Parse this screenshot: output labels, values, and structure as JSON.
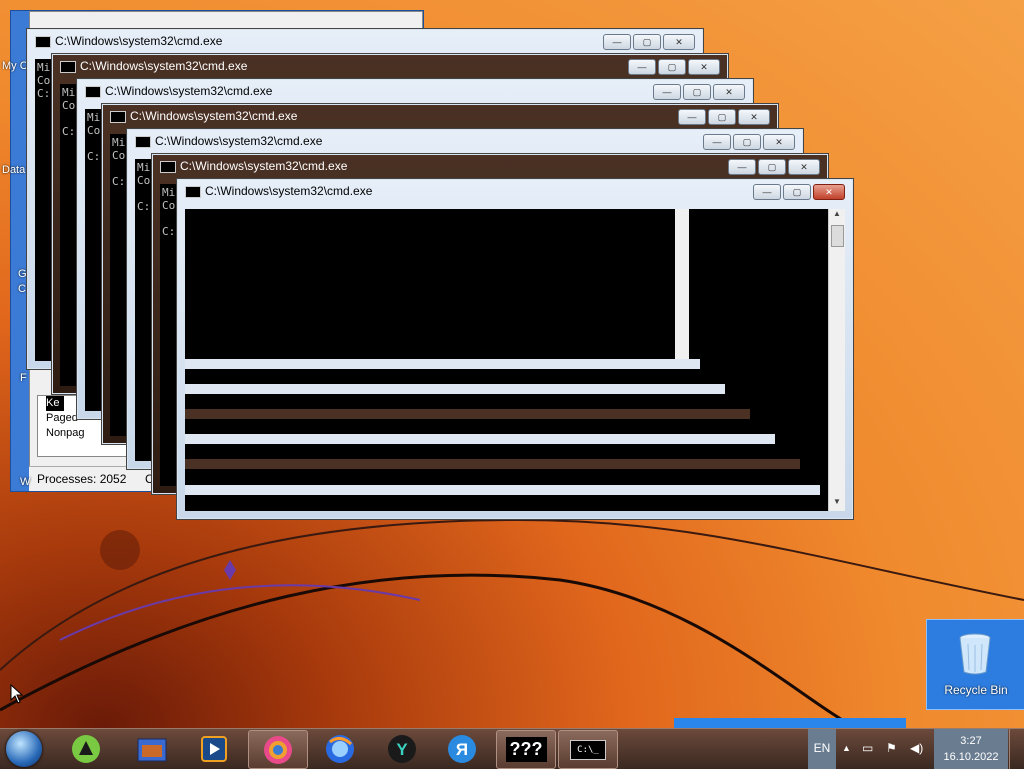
{
  "colors": {
    "desktop_orange": "#f08a2e",
    "taskbar_bg": "#3a2820",
    "recycle_highlight": "#2d7de0",
    "close_red": "#c0402a"
  },
  "desktop": {
    "icons": [
      {
        "label": "My C",
        "icon": "computer-icon"
      },
      {
        "label": "Data",
        "icon": "folder-icon"
      },
      {
        "label": "G",
        "icon": "chrome-icon"
      },
      {
        "label": "C",
        "icon": "chrome-icon"
      },
      {
        "label": "F",
        "icon": "app-icon"
      },
      {
        "label": "W",
        "icon": "app-icon"
      }
    ],
    "recycle_bin": {
      "label": "Recycle Bin",
      "icon": "recycle-bin-icon"
    }
  },
  "task_manager": {
    "list_items": [
      "Ke",
      "Paged",
      "Nonpag"
    ],
    "status_processes": "Processes: 2052",
    "status_next": "C"
  },
  "cmd_windows": [
    {
      "title": "C:\\Windows\\system32\\cmd.exe",
      "lines": [
        "Mi",
        "Co",
        "",
        "C:"
      ]
    },
    {
      "title": "C:\\Windows\\system32\\cmd.exe",
      "lines": [
        "Mi",
        "Co",
        "",
        "C:"
      ]
    },
    {
      "title": "C:\\Windows\\system32\\cmd.exe",
      "lines": [
        "Mi",
        "Co",
        "",
        "C:"
      ]
    },
    {
      "title": "C:\\Windows\\system32\\cmd.exe",
      "lines": [
        "Mi",
        "Co",
        "",
        "C:"
      ]
    },
    {
      "title": "C:\\Windows\\system32\\cmd.exe",
      "lines": [
        "Mi",
        "Co",
        "",
        "C:"
      ]
    },
    {
      "title": "C:\\Windows\\system32\\cmd.exe",
      "lines": [
        "Mi",
        "Co",
        "",
        "C:"
      ]
    },
    {
      "title": "C:\\Windows\\system32\\cmd.exe",
      "lines": [
        "",
        "",
        "",
        ""
      ]
    }
  ],
  "window_buttons": {
    "minimize": "—",
    "maximize": "▢",
    "close": "✕"
  },
  "taskbar": {
    "pinned": [
      {
        "name": "start-button"
      },
      {
        "name": "alice-icon",
        "glyph": "▲"
      },
      {
        "name": "explorer-icon",
        "glyph": "▦"
      },
      {
        "name": "media-player-icon",
        "glyph": "▶"
      },
      {
        "name": "chrome-icon",
        "glyph": "◉"
      },
      {
        "name": "firefox-icon",
        "glyph": "◍"
      },
      {
        "name": "yandex-icon",
        "glyph": "Y"
      },
      {
        "name": "yandex-browser-icon",
        "glyph": "Я"
      },
      {
        "name": "unknown-app-icon",
        "glyph": "???"
      },
      {
        "name": "cmd-icon",
        "glyph": "C:\\_"
      }
    ],
    "language": "EN",
    "clock_time": "3:27",
    "clock_date": "16.10.2022"
  }
}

** Instruction **
Return only the number of lines in the data above that include the word "yandex".

** Complete answer **
2